Source text -
_ _ _ _ _ _ _
21

Below is the test program, including a Chinese character:

# -*- coding: utf-8 -*-
import json

j = {"d":"中", "e":"a"}
json = json.dumps(j, encoding="utf-8")

print json

Below is the result, look the json.dumps convert the utf-8 to the original numbers!

{"e": "a", "d": "\u4e2d"}

Why this is broken? Or anything I am wrong?

Bin Chen
  • 61,507
  • 53
  • 142
  • 183
  • 8
    first of all : __don't name your var json__ you will not be able to access json lib anymore after that , second of all nothing is broken, beside the default json encoding is utf-8 so you don't have to add it in dumps() args . – mouad Nov 15 '10 at 12:09
  • if I can accept it to turn binary utf-8 data into "\u4e2d", how can I convert it back to binary utf-8 in the javascript, which is the client receiving this data? – Bin Chen Nov 15 '10 at 12:12
  • have you try it ?, i mean send it like that to the browser i think if you're using a sophisticate javascript lib it will know what to do with it. – mouad Nov 15 '10 at 12:24
  • See [my answer to How do I write JSON data to a file in Python?](http://stackoverflow.com/a/37795053/562769) – Martin Thoma Feb 10 '17 at 11:54

3 Answers3

61

Looks like valid JSON to me. If you want json to output a string that has non-ASCII characters in it then you need to pass ensure_ascii=False and then encode manually afterward.
_ _ _ _ _ _ _
Stored data -

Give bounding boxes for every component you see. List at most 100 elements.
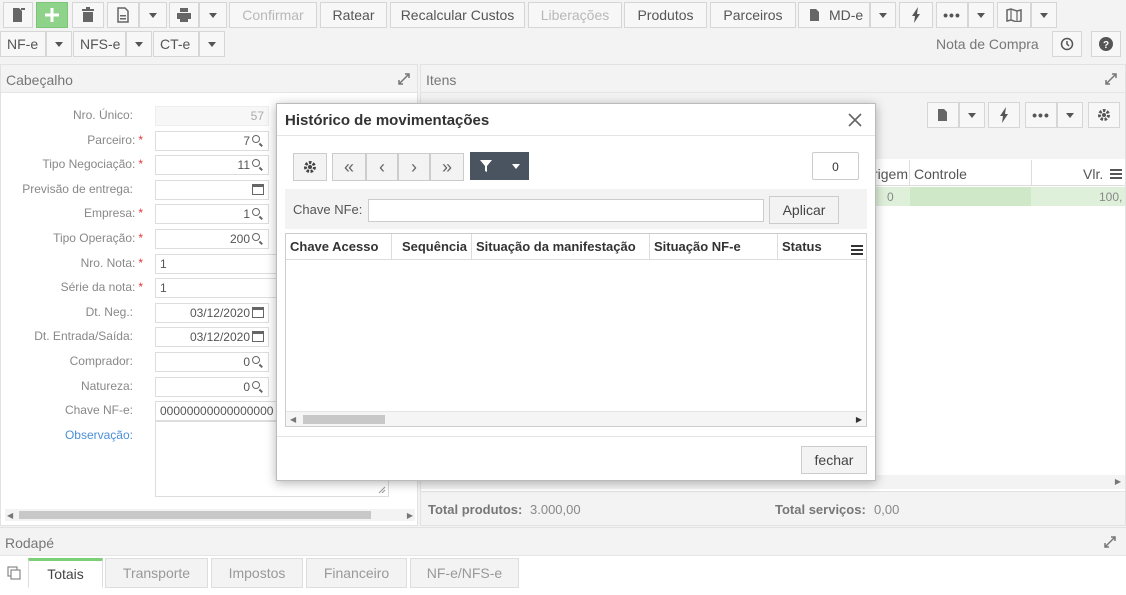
_ _ _ _ _ _ _
Tasks to perform -
**a)** From the thread about json.dumps and Chinese characters, write out word for word the part that begins at the words "# -*- coding: utf-8" and stops after the words "the original numbers!".
**b)** List every date and time stamp attached to a comment in the json.dumps thread.
**c)** Go on writing the answer in the thread about json.dumps and Chinese characters, starting right after its last sentence.

Results of the exercise -
**a)**
# -*- coding: utf-8 -*-
import json

j = {"d":"中", "e":"a"}
json = json.dumps(j, encoding="utf-8")

print json

Below is the result, look the json.dumps convert the utf-8 to the original numbers!

**b)**
- Nov 15 '10 at 12:09
- Nov 15 '10 at 12:12
- Nov 15 '10 at 12:24
- Feb 10 '17 at 11:54

**c)**
Ignacio Vazquez-Abrams
  • 776,304
  • 153
  • 1,341
  • 1,358
29

You should read json.org. The complete JSON specification is in the white box on the right.

There is nothing wrong with the generated JSON. Generators are allowed to genereate either UTF-8 strings or plain ASCII strings, where characters are escaped with the \uXXXX notation. In your case, the Python json module decided for escaping, and has the escaped notation \u4e2d.

By the way: Any conforming JSON interpreter will correctly unescape this sequence again and give you back the actual character.

Boldewyn
  • 81,211
  • 44
  • 156
  • 212
9

Use simplejson with the mentioned options:

# -*- coding: utf-8 -*-
import simplejson as json

j = {"d":"中", "e":"a"}
json = json.dumps(j, ensure_ascii=False, encoding="utf-8")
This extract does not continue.